To be done
Output the material beneath exactly, leaving nothing out.

Data in this exercise

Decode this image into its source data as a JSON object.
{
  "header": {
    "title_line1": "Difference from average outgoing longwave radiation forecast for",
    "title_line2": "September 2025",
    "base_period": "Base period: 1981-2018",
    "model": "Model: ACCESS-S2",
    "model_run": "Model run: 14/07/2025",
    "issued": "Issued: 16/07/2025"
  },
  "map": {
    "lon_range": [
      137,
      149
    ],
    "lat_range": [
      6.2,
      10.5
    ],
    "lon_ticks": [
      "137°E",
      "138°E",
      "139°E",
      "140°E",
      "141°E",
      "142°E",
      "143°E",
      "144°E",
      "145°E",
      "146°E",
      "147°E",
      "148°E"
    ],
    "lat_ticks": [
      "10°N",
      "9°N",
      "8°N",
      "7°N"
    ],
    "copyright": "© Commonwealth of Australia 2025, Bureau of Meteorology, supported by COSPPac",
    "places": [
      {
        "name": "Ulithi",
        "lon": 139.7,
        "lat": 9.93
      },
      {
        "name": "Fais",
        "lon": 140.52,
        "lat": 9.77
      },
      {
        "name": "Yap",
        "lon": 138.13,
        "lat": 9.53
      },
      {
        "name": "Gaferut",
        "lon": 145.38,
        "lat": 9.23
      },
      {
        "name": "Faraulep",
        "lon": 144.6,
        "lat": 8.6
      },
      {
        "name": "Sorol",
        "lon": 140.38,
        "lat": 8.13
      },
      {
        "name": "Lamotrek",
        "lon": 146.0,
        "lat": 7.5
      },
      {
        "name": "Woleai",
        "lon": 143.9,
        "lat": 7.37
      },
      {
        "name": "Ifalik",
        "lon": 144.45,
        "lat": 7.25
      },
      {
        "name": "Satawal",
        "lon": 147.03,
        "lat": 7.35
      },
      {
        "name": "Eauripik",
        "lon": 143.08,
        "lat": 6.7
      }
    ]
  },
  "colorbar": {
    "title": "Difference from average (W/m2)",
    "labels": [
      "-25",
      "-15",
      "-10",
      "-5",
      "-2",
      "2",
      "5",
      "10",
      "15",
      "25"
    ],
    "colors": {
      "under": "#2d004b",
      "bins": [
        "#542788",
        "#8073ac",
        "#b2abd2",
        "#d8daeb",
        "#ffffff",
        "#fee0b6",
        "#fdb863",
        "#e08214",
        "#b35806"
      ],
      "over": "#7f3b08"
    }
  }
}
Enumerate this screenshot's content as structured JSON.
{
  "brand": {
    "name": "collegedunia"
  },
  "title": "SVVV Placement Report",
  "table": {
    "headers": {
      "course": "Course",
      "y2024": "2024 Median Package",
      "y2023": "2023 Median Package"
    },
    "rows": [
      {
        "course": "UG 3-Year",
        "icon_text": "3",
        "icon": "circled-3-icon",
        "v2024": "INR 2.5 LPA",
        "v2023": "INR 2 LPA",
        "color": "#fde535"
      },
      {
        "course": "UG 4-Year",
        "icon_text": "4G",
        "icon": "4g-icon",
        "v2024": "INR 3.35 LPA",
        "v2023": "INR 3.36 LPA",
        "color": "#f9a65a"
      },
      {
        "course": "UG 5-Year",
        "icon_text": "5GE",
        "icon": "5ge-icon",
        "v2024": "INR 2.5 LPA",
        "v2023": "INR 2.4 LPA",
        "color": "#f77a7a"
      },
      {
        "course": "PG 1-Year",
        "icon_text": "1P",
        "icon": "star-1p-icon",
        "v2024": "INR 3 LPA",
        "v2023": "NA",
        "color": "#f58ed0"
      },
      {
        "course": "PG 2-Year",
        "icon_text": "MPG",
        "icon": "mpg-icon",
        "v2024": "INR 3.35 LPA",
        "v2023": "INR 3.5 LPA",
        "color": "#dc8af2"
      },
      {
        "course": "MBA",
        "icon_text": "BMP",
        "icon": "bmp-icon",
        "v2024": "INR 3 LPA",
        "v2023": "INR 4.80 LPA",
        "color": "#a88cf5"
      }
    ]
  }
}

Exercise result
Decode this image into its source data as a JSON object.
{
  "header": {
    "title_line1": "Difference from average outgoing longwave radiation forecast for",
    "title_line2": "September 2025",
    "base_period": "Base period: 1981-2018",
    "model": "Model: ACCESS-S2",
    "model_run": "Model run: 14/07/2025",
    "issued": "Issued: 16/07/2025"
  },
  "map": {
    "lon_range": [
      137,
      149
    ],
    "lat_range": [
      6.2,
      10.5
    ],
    "lon_ticks": [
      "137°E",
      "138°E",
      "139°E",
      "140°E",
      "141°E",
      "142°E",
      "143°E",
      "144°E",
      "145°E",
      "146°E",
      "147°E",
      "148°E"
    ],
    "lat_ticks": [
      "10°N",
      "9°N",
      "8°N",
      "7°N"
    ],
    "copyright": "© Commonwealth of Australia 2025, Bureau of Meteorology, supported by COSPPac",
    "places": [
      {
        "name": "Ulithi",
        "lon": 139.7,
        "lat": 9.93
      },
      {
        "name": "Fais",
        "lon": 140.52,
        "lat": 9.77
      },
      {
        "name": "Yap",
        "lon": 138.13,
        "lat": 9.53
      },
      {
        "name": "Gaferut",
        "lon": 145.38,
        "lat": 9.23
      },
      {
        "name": "Faraulep",
        "lon": 144.6,
        "lat": 8.6
      },
      {
        "name": "Sorol",
        "lon": 140.38,
        "lat": 8.13
      },
      {
        "name": "Lamotrek",
        "lon": 146.0,
        "lat": 7.5
      },
      {
        "name": "Woleai",
        "lon": 143.9,
        "lat": 7.37
      },
      {
        "name": "Ifalik",
        "lon": 144.45,
        "lat": 7.25
      },
      {
        "name": "Satawal",
        "lon": 147.03,
        "lat": 7.35
      },
      {
        "name": "Eauripik",
        "lon": 143.08,
        "lat": 6.7
      }
    ]
  },
  "colorbar": {
    "title": "Difference from average (W/m2)",
    "labels": [
      "-25",
      "-15",
      "-10",
      "-5",
      "-2",
      "2",
      "5",
      "10",
      "15",
      "25"
    ],
    "colors": {
      "under": "#2d004b",
      "bins": [
        "#542788",
        "#8073ac",
        "#b2abd2",
        "#d8daeb",
        "#ffffff",
        "#fee0b6",
        "#fdb863",
        "#e08214",
        "#b35806"
      ],
      "over": "#7f3b08"
    }
  }
}
Enumerate this screenshot's content as structured JSON.
{
  "brand": {
    "name": "collegedunia"
  },
  "title": "SVVV Placement Report",
  "table": {
    "headers": {
      "course": "Course",
      "y2024": "2024 Median Package",
      "y2023": "2023 Median Package"
    },
    "rows": [
      {
        "course": "UG 3-Year",
        "icon_text": "3",
        "icon": "circled-3-icon",
        "v2024": "INR 2.5 LPA",
        "v2023": "INR 2 LPA",
        "color": "#fde535"
      },
      {
        "course": "UG 4-Year",
        "icon_text": "4G",
        "icon": "4g-icon",
        "v2024": "INR 3.35 LPA",
        "v2023": "INR 3.36 LPA",
        "color": "#f9a65a"
      },
      {
        "course": "UG 5-Year",
        "icon_text": "5GE",
        "icon": "5ge-icon",
        "v2024": "INR 2.5 LPA",
        "v2023": "INR 2.4 LPA",
        "color": "#f77a7a"
      },
      {
        "course": "PG 1-Year",
        "icon_text": "1P",
        "icon": "star-1p-icon",
        "v2024": "INR 3 LPA",
        "v2023": "NA",
        "color": "#f58ed0"
      },
      {
        "course": "PG 2-Year",
        "icon_text": "MPG",
        "icon": "mpg-icon",
        "v2024": "INR 3.35 LPA",
        "v2023": "INR 3.5 LPA",
        "color": "#dc8af2"
      },
      {
        "course": "MBA",
        "icon_text": "BMP",
        "icon": "bmp-icon",
        "v2024": "INR 3 LPA",
        "v2023": "INR 4.80 LPA",
        "color": "#a88cf5"
      }
    ]
  }
}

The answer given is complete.